Reproduce every entry below precisely. Pictures are excluded from the copy.

----- Data extract

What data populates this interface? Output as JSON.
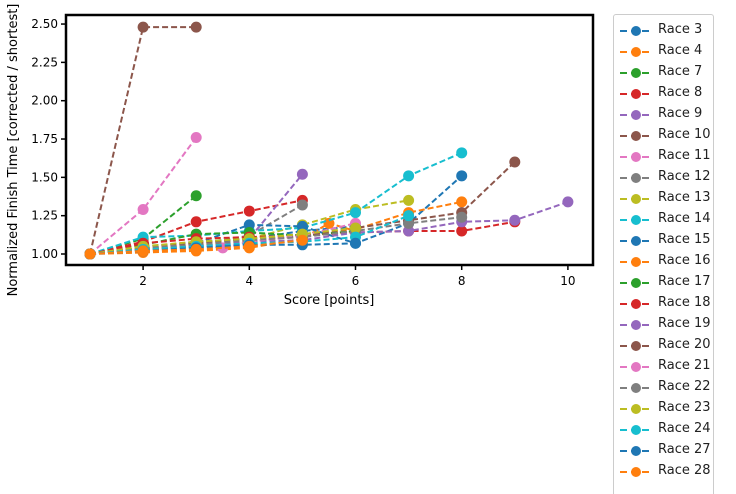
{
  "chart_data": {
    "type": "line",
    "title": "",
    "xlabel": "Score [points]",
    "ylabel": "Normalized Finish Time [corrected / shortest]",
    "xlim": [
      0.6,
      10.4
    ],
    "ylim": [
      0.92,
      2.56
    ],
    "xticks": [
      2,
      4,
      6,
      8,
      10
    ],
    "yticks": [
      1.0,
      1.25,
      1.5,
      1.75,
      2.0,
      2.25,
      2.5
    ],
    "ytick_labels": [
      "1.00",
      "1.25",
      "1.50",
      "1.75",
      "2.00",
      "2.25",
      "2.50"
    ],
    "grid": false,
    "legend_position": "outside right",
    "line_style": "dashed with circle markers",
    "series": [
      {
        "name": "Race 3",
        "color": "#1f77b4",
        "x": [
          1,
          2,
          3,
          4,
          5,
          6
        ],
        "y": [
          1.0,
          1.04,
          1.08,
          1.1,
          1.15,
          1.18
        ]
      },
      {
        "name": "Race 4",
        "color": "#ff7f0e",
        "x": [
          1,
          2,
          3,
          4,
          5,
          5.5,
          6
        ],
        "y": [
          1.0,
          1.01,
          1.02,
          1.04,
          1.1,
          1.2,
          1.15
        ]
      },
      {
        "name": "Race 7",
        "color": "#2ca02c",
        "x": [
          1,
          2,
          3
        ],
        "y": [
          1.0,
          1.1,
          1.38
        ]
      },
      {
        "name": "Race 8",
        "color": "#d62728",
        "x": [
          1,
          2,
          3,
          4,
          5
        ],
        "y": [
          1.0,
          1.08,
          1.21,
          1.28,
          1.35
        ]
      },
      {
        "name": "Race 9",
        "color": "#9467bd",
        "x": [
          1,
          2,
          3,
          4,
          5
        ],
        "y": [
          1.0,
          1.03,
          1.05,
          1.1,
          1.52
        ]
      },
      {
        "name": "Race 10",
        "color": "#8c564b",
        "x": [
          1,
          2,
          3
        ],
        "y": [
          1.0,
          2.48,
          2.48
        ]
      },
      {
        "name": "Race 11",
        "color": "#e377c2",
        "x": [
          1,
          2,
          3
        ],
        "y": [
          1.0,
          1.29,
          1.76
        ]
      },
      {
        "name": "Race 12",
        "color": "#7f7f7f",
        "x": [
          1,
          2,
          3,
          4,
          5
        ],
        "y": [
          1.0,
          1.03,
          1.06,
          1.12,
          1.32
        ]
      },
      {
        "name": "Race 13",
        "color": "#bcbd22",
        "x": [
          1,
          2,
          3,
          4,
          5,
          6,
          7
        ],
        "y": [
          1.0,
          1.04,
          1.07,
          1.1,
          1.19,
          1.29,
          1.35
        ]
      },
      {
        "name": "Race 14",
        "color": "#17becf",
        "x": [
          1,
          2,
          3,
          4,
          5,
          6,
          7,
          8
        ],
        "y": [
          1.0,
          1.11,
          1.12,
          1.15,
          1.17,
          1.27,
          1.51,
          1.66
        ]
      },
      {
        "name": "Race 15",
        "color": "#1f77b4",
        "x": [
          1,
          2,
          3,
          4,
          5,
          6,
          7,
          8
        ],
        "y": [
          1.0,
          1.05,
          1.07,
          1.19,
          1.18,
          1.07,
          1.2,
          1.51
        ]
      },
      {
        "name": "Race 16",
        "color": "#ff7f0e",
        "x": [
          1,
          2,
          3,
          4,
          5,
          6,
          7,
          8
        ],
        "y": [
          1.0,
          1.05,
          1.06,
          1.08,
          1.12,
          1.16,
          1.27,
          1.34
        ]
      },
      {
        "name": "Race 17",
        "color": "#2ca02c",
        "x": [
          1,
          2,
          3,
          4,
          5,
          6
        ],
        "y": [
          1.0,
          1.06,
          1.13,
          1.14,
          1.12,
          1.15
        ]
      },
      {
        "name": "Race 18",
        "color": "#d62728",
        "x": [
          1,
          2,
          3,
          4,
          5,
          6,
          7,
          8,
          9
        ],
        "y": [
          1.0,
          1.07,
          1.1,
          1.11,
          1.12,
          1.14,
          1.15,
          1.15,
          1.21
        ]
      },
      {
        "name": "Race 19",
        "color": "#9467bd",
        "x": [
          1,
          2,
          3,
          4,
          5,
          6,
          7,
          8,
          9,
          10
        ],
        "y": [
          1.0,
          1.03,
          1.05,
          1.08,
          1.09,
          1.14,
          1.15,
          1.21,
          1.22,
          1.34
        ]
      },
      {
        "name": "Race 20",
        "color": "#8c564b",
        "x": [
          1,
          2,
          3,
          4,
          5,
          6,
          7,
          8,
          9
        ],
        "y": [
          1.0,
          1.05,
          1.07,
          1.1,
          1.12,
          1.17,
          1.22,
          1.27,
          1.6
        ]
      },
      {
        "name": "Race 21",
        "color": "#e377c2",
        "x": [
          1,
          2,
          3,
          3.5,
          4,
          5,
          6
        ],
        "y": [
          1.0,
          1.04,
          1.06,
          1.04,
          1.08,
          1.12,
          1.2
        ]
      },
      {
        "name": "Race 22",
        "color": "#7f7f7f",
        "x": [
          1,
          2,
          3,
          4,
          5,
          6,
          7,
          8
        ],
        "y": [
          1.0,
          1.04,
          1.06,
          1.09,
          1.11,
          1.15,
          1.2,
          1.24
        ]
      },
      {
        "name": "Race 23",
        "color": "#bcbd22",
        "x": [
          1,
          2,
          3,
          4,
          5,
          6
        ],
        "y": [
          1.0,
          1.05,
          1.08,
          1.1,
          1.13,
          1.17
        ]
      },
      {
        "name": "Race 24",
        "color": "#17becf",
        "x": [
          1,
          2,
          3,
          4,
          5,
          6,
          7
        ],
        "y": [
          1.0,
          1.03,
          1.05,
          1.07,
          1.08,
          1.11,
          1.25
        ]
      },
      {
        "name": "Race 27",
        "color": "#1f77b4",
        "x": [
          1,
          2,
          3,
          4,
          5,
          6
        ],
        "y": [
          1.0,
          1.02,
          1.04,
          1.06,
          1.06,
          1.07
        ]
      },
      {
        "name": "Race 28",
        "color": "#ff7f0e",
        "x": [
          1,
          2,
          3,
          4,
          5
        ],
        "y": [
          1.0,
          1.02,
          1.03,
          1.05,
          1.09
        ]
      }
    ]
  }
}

----------

Answer to this task.
What data populates this interface? Output as JSON.
{
  "chart_data": {
    "type": "line",
    "title": "",
    "xlabel": "Score [points]",
    "ylabel": "Normalized Finish Time [corrected / shortest]",
    "xlim": [
      0.6,
      10.4
    ],
    "ylim": [
      0.92,
      2.56
    ],
    "xticks": [
      2,
      4,
      6,
      8,
      10
    ],
    "yticks": [
      1.0,
      1.25,
      1.5,
      1.75,
      2.0,
      2.25,
      2.5
    ],
    "ytick_labels": [
      "1.00",
      "1.25",
      "1.50",
      "1.75",
      "2.00",
      "2.25",
      "2.50"
    ],
    "grid": false,
    "legend_position": "outside right",
    "line_style": "dashed with circle markers",
    "series": [
      {
        "name": "Race 3",
        "color": "#1f77b4",
        "x": [
          1,
          2,
          3,
          4,
          5,
          6
        ],
        "y": [
          1.0,
          1.04,
          1.08,
          1.1,
          1.15,
          1.18
        ]
      },
      {
        "name": "Race 4",
        "color": "#ff7f0e",
        "x": [
          1,
          2,
          3,
          4,
          5,
          5.5,
          6
        ],
        "y": [
          1.0,
          1.01,
          1.02,
          1.04,
          1.1,
          1.2,
          1.15
        ]
      },
      {
        "name": "Race 7",
        "color": "#2ca02c",
        "x": [
          1,
          2,
          3
        ],
        "y": [
          1.0,
          1.1,
          1.38
        ]
      },
      {
        "name": "Race 8",
        "color": "#d62728",
        "x": [
          1,
          2,
          3,
          4,
          5
        ],
        "y": [
          1.0,
          1.08,
          1.21,
          1.28,
          1.35
        ]
      },
      {
        "name": "Race 9",
        "color": "#9467bd",
        "x": [
          1,
          2,
          3,
          4,
          5
        ],
        "y": [
          1.0,
          1.03,
          1.05,
          1.1,
          1.52
        ]
      },
      {
        "name": "Race 10",
        "color": "#8c564b",
        "x": [
          1,
          2,
          3
        ],
        "y": [
          1.0,
          2.48,
          2.48
        ]
      },
      {
        "name": "Race 11",
        "color": "#e377c2",
        "x": [
          1,
          2,
          3
        ],
        "y": [
          1.0,
          1.29,
          1.76
        ]
      },
      {
        "name": "Race 12",
        "color": "#7f7f7f",
        "x": [
          1,
          2,
          3,
          4,
          5
        ],
        "y": [
          1.0,
          1.03,
          1.06,
          1.12,
          1.32
        ]
      },
      {
        "name": "Race 13",
        "color": "#bcbd22",
        "x": [
          1,
          2,
          3,
          4,
          5,
          6,
          7
        ],
        "y": [
          1.0,
          1.04,
          1.07,
          1.1,
          1.19,
          1.29,
          1.35
        ]
      },
      {
        "name": "Race 14",
        "color": "#17becf",
        "x": [
          1,
          2,
          3,
          4,
          5,
          6,
          7,
          8
        ],
        "y": [
          1.0,
          1.11,
          1.12,
          1.15,
          1.17,
          1.27,
          1.51,
          1.66
        ]
      },
      {
        "name": "Race 15",
        "color": "#1f77b4",
        "x": [
          1,
          2,
          3,
          4,
          5,
          6,
          7,
          8
        ],
        "y": [
          1.0,
          1.05,
          1.07,
          1.19,
          1.18,
          1.07,
          1.2,
          1.51
        ]
      },
      {
        "name": "Race 16",
        "color": "#ff7f0e",
        "x": [
          1,
          2,
          3,
          4,
          5,
          6,
          7,
          8
        ],
        "y": [
          1.0,
          1.05,
          1.06,
          1.08,
          1.12,
          1.16,
          1.27,
          1.34
        ]
      },
      {
        "name": "Race 17",
        "color": "#2ca02c",
        "x": [
          1,
          2,
          3,
          4,
          5,
          6
        ],
        "y": [
          1.0,
          1.06,
          1.13,
          1.14,
          1.12,
          1.15
        ]
      },
      {
        "name": "Race 18",
        "color": "#d62728",
        "x": [
          1,
          2,
          3,
          4,
          5,
          6,
          7,
          8,
          9
        ],
        "y": [
          1.0,
          1.07,
          1.1,
          1.11,
          1.12,
          1.14,
          1.15,
          1.15,
          1.21
        ]
      },
      {
        "name": "Race 19",
        "color": "#9467bd",
        "x": [
          1,
          2,
          3,
          4,
          5,
          6,
          7,
          8,
          9,
          10
        ],
        "y": [
          1.0,
          1.03,
          1.05,
          1.08,
          1.09,
          1.14,
          1.15,
          1.21,
          1.22,
          1.34
        ]
      },
      {
        "name": "Race 20",
        "color": "#8c564b",
        "x": [
          1,
          2,
          3,
          4,
          5,
          6,
          7,
          8,
          9
        ],
        "y": [
          1.0,
          1.05,
          1.07,
          1.1,
          1.12,
          1.17,
          1.22,
          1.27,
          1.6
        ]
      },
      {
        "name": "Race 21",
        "color": "#e377c2",
        "x": [
          1,
          2,
          3,
          3.5,
          4,
          5,
          6
        ],
        "y": [
          1.0,
          1.04,
          1.06,
          1.04,
          1.08,
          1.12,
          1.2
        ]
      },
      {
        "name": "Race 22",
        "color": "#7f7f7f",
        "x": [
          1,
          2,
          3,
          4,
          5,
          6,
          7,
          8
        ],
        "y": [
          1.0,
          1.04,
          1.06,
          1.09,
          1.11,
          1.15,
          1.2,
          1.24
        ]
      },
      {
        "name": "Race 23",
        "color": "#bcbd22",
        "x": [
          1,
          2,
          3,
          4,
          5,
          6
        ],
        "y": [
          1.0,
          1.05,
          1.08,
          1.1,
          1.13,
          1.17
        ]
      },
      {
        "name": "Race 24",
        "color": "#17becf",
        "x": [
          1,
          2,
          3,
          4,
          5,
          6,
          7
        ],
        "y": [
          1.0,
          1.03,
          1.05,
          1.07,
          1.08,
          1.11,
          1.25
        ]
      },
      {
        "name": "Race 27",
        "color": "#1f77b4",
        "x": [
          1,
          2,
          3,
          4,
          5,
          6
        ],
        "y": [
          1.0,
          1.02,
          1.04,
          1.06,
          1.06,
          1.07
        ]
      },
      {
        "name": "Race 28",
        "color": "#ff7f0e",
        "x": [
          1,
          2,
          3,
          4,
          5
        ],
        "y": [
          1.0,
          1.02,
          1.03,
          1.05,
          1.09
        ]
      }
    ]
  }
}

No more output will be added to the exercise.